• Set task
From the records below, copy every line that contains the word "целевой".

• Recorded data
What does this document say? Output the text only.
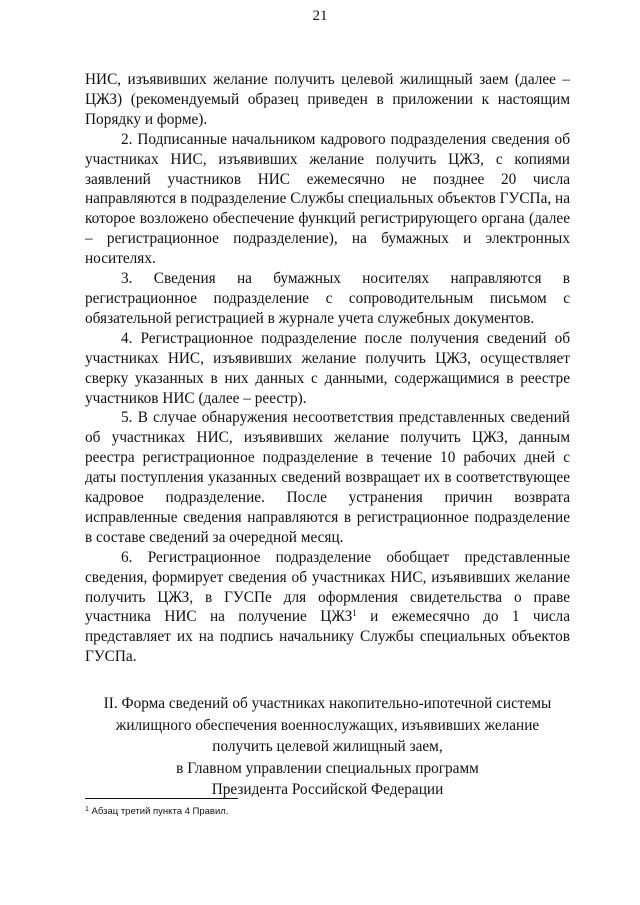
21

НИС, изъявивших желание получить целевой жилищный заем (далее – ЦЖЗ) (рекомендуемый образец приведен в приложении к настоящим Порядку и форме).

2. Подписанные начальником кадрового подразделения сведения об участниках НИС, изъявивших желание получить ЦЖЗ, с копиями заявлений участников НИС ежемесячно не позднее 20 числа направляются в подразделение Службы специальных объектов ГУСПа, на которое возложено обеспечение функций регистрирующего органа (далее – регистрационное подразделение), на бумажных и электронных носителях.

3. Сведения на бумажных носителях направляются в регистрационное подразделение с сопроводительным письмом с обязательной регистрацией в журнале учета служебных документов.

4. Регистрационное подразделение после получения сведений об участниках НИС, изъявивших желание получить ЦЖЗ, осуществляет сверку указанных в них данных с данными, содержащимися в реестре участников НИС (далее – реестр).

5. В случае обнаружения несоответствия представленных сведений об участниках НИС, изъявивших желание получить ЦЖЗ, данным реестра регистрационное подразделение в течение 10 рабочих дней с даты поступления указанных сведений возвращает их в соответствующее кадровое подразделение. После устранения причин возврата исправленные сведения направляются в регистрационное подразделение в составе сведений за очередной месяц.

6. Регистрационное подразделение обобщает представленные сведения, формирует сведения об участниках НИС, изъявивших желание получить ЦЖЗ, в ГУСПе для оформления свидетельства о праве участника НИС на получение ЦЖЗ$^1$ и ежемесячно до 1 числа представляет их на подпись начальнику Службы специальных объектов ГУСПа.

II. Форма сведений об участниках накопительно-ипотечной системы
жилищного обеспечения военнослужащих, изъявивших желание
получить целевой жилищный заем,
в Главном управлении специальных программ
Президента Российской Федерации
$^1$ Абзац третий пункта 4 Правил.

• Response
НИС, изъявивших желание получить целевой жилищный заем (далее – ЦЖЗ) (рекомендуемый образец приведен в приложении к настоящим Порядку и форме).
получить целевой жилищный заем,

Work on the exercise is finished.